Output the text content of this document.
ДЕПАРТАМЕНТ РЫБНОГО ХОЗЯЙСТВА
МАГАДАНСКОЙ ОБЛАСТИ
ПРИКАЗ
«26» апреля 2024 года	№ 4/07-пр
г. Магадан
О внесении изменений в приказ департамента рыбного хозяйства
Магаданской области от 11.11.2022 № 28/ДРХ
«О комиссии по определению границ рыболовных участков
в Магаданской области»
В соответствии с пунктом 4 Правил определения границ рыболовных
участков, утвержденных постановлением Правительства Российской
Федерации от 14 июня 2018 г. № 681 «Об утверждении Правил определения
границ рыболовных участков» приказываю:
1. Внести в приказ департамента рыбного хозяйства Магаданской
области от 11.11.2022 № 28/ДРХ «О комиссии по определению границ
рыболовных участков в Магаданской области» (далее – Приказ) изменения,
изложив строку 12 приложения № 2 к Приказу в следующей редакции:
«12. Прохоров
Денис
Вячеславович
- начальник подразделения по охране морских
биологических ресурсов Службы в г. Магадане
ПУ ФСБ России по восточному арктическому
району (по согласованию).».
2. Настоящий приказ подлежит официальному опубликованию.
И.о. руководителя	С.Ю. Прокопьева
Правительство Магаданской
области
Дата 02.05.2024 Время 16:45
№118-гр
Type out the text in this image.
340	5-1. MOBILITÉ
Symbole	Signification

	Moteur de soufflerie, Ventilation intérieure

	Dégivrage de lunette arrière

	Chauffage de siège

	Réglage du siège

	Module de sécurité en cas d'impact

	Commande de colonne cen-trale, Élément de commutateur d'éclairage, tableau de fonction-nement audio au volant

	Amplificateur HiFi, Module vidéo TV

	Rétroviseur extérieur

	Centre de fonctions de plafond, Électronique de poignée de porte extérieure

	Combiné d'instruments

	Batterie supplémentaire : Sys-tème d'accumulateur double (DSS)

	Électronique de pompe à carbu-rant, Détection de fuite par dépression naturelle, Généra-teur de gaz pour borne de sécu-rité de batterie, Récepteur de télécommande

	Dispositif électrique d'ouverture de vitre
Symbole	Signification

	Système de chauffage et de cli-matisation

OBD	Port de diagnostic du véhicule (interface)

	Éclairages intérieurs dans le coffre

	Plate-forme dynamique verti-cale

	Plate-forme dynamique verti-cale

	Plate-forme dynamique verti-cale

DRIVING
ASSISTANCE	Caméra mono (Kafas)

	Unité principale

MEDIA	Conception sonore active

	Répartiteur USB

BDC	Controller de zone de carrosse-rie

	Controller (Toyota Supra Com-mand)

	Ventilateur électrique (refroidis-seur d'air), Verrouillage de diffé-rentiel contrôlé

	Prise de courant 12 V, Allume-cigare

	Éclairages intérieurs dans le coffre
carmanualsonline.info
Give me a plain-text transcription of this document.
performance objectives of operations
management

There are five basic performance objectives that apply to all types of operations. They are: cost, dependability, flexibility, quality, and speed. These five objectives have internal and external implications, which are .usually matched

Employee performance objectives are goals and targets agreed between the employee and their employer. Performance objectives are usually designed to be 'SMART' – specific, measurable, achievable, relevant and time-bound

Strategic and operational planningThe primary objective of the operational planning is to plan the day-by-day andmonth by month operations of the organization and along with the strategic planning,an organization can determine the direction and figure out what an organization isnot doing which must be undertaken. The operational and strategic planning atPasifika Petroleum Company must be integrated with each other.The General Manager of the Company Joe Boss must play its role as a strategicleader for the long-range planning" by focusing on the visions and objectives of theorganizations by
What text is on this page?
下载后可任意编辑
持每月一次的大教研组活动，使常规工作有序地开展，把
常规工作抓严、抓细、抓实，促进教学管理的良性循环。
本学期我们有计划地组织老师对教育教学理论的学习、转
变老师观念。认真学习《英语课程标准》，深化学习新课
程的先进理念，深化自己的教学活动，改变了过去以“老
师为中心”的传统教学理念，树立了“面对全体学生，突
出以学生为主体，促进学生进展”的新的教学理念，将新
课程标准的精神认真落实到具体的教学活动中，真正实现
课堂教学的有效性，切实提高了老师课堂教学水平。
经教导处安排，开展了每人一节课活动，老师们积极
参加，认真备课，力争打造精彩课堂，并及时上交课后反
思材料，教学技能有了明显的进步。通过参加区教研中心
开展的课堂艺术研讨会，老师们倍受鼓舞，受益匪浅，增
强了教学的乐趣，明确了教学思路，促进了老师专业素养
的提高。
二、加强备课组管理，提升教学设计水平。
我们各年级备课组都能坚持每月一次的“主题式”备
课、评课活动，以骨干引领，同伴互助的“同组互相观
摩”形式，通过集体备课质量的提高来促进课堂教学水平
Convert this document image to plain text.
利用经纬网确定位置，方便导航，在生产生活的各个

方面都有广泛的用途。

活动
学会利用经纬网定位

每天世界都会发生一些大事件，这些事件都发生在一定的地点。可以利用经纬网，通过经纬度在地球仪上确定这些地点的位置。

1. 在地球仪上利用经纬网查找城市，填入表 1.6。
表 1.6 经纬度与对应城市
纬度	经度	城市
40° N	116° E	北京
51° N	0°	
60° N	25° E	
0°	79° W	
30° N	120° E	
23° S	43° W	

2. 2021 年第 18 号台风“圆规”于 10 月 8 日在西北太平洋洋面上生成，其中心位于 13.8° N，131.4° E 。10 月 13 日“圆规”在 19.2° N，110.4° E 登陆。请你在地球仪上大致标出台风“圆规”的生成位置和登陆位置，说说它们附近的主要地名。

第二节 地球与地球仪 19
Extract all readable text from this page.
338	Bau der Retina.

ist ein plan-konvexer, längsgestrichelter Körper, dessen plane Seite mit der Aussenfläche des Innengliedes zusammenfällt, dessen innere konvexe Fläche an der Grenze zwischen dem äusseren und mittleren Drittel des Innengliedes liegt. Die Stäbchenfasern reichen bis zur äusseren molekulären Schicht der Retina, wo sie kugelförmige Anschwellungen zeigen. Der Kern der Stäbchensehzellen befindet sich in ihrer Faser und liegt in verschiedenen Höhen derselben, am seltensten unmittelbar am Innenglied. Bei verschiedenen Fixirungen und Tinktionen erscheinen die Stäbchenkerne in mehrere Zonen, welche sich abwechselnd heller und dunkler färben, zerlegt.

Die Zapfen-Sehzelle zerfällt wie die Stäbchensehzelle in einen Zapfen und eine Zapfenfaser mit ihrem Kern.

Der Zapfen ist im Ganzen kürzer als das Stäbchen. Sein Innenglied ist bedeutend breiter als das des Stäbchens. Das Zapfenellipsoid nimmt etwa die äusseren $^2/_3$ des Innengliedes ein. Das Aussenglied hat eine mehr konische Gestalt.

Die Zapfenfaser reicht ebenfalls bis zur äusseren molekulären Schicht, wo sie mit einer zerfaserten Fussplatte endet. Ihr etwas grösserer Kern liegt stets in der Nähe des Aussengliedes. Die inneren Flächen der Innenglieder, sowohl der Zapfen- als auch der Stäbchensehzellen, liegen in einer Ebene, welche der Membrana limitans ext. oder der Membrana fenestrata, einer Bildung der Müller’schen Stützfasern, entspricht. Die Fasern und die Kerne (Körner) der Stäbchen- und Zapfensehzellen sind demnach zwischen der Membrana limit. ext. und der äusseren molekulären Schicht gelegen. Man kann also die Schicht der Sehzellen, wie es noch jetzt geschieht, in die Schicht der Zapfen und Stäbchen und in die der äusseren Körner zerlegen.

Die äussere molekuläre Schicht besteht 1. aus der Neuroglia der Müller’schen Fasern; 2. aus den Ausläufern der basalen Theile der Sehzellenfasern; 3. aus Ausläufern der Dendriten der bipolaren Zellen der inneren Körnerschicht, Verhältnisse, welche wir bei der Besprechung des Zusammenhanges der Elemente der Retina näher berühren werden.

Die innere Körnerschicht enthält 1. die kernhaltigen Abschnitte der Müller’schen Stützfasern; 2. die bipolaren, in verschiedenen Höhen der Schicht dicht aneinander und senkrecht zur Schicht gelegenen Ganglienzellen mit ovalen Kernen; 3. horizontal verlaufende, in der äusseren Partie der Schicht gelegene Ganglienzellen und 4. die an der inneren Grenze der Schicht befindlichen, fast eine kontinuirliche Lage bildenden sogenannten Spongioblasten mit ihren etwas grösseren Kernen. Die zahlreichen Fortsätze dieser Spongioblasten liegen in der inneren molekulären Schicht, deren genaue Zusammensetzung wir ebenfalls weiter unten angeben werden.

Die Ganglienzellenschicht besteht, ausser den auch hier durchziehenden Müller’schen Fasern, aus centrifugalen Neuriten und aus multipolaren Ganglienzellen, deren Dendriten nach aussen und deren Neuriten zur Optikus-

════════

— Exercise requirements —
Give the number of lines containing the word "рыболовных". No other answer is needed.

— Result —
4